● **TASK DETAILS**: Send back the records in full, character for character.

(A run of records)
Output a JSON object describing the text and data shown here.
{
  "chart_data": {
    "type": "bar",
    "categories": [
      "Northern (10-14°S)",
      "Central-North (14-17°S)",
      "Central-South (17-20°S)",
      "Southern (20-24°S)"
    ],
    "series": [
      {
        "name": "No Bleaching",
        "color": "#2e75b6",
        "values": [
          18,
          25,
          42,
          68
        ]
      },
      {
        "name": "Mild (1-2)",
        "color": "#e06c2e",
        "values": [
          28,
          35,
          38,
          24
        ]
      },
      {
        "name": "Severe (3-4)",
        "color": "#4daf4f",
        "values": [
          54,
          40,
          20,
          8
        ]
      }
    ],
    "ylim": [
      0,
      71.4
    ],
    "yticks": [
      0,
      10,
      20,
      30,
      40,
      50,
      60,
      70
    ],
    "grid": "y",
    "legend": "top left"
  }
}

● **ANSWER TO THIS PROBLEM**:
Output a JSON object describing the text and data shown here.
{
  "chart_data": {
    "type": "bar",
    "categories": [
      "Northern (10-14°S)",
      "Central-North (14-17°S)",
      "Central-South (17-20°S)",
      "Southern (20-24°S)"
    ],
    "series": [
      {
        "name": "No Bleaching",
        "color": "#2e75b6",
        "values": [
          18,
          25,
          42,
          68
        ]
      },
      {
        "name": "Mild (1-2)",
        "color": "#e06c2e",
        "values": [
          28,
          35,
          38,
          24
        ]
      },
      {
        "name": "Severe (3-4)",
        "color": "#4daf4f",
        "values": [
          54,
          40,
          20,
          8
        ]
      }
    ],
    "ylim": [
      0,
      71.4
    ],
    "yticks": [
      0,
      10,
      20,
      30,
      40,
      50,
      60,
      70
    ],
    "grid": "y",
    "legend": "top left"
  }
}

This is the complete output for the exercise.